[Excerpt from a dataset]

══════════

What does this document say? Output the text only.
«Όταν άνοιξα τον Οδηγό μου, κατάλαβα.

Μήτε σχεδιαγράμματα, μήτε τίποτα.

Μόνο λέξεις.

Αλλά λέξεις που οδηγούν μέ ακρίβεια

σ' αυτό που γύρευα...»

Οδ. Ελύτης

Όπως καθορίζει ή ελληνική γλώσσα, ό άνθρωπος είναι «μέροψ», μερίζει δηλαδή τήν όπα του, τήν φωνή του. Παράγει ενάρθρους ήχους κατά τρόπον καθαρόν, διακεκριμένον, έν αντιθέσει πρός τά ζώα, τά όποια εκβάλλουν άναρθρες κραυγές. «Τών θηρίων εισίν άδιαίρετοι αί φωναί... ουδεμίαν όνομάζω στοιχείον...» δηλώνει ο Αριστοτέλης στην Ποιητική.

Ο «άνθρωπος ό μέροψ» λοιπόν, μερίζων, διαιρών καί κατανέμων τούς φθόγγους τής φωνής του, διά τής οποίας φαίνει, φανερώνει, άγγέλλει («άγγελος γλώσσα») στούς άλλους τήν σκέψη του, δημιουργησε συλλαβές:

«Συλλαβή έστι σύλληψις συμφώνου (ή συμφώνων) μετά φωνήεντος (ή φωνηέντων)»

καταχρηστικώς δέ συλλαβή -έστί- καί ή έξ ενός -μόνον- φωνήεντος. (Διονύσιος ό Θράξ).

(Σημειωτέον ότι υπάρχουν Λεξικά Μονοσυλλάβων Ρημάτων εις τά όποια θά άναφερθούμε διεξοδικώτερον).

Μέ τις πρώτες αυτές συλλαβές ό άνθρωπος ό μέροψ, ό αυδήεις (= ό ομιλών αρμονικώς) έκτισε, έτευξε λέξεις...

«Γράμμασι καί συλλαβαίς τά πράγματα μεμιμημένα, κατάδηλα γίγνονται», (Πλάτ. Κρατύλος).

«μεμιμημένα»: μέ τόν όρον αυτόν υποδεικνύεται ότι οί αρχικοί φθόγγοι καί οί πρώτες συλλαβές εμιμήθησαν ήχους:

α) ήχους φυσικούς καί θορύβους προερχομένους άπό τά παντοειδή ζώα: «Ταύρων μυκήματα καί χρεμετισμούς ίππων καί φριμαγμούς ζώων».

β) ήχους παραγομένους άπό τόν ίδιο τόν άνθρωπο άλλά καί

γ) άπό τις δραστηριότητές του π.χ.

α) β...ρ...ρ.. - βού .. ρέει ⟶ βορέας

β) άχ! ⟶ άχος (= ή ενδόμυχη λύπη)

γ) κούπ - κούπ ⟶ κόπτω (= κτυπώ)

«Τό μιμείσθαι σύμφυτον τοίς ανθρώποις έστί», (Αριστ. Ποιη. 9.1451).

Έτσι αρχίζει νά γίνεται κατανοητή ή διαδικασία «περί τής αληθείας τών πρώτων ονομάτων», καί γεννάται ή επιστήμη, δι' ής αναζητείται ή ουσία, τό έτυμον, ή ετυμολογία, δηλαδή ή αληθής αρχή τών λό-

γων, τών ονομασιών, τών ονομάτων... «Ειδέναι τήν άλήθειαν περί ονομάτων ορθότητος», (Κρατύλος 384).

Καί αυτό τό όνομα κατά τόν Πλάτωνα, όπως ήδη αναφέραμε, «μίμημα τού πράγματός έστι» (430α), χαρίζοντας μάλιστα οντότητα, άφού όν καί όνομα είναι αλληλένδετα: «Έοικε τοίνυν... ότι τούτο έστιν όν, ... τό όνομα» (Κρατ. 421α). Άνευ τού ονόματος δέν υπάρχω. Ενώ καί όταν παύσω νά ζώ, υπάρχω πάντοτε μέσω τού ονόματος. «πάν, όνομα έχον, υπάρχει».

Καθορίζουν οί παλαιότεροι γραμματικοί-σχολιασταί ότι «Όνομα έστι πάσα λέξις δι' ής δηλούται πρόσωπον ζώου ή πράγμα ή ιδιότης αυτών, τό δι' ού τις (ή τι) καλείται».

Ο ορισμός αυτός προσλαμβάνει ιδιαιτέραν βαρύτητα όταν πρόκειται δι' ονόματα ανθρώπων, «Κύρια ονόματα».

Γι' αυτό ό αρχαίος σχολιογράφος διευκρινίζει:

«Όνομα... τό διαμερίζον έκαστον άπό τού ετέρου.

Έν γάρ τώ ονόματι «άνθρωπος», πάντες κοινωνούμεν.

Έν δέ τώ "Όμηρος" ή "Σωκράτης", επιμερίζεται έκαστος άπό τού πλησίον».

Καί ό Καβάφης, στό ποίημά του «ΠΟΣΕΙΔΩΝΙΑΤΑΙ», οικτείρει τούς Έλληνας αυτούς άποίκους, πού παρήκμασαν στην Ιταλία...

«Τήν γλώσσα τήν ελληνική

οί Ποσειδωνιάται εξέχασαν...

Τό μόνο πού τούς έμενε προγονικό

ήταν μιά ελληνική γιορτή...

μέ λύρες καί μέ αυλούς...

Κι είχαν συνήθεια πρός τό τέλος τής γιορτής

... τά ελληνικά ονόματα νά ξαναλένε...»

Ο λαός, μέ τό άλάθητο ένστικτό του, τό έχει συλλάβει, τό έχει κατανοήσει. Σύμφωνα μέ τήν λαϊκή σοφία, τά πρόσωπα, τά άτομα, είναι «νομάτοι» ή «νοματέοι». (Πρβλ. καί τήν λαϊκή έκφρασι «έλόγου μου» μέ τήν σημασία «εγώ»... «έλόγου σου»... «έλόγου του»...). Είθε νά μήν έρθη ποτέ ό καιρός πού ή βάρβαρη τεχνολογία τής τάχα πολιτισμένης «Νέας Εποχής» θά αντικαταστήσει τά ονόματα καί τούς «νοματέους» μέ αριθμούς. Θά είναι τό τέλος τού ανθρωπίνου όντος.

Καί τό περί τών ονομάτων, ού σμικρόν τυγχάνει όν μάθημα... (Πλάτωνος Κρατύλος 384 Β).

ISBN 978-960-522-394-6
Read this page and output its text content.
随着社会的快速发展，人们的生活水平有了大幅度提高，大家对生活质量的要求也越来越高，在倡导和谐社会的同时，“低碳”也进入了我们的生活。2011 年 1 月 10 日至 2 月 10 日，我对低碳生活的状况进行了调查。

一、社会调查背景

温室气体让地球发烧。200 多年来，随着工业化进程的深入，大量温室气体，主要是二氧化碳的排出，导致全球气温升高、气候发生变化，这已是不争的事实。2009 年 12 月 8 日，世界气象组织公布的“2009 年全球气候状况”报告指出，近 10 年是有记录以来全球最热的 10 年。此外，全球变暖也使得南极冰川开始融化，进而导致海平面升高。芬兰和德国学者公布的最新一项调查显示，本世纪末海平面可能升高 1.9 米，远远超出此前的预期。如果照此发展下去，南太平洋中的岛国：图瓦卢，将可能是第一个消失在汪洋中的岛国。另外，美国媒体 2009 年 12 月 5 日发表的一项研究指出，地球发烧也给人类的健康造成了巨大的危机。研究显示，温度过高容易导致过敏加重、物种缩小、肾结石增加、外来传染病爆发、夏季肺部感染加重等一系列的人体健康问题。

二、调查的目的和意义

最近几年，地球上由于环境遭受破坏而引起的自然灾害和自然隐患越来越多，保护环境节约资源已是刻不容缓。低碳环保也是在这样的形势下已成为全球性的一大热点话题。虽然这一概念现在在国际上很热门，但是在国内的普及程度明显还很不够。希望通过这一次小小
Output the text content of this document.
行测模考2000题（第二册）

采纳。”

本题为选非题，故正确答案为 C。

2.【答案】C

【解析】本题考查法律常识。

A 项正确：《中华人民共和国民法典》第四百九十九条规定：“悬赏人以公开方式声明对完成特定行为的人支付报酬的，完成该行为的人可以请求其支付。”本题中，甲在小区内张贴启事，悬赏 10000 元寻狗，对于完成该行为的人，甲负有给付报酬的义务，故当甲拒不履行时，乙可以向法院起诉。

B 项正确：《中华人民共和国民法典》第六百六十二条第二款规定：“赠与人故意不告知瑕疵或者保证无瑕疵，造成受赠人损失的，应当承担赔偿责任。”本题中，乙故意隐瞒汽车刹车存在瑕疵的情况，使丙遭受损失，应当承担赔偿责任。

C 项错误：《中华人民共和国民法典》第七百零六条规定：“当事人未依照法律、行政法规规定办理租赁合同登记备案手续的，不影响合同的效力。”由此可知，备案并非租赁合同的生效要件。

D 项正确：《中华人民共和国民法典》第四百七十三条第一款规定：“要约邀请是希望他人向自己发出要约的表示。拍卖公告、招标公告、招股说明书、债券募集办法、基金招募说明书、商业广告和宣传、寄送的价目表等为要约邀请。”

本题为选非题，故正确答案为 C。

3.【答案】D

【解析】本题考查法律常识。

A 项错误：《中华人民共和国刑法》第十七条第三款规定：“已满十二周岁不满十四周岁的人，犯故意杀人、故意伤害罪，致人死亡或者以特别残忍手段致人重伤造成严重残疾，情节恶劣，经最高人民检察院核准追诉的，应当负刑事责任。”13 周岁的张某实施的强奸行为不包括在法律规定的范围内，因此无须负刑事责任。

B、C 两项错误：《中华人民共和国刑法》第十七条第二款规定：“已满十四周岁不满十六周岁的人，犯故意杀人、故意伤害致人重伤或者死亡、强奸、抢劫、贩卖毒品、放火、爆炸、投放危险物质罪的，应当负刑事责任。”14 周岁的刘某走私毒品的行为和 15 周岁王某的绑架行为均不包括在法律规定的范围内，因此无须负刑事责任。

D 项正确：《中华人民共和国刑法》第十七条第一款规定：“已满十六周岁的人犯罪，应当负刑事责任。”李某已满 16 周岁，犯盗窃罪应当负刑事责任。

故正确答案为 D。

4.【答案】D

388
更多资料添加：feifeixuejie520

══════════

Isolate each line of the listing above that includes "μεμιμημένα". Copy it.

= Full output =
«Γράμμασι καί συλλαβαίς τά πράγματα μεμιμημένα, κατάδηλα γίγνονται», (Πλάτ. Κρατύλος).
«μεμιμημένα»: μέ τόν όρον αυτόν υποδεικνύεται ότι οί αρχικοί φθόγγοι καί οί πρώτες συλλαβές εμιμήθησαν ήχους:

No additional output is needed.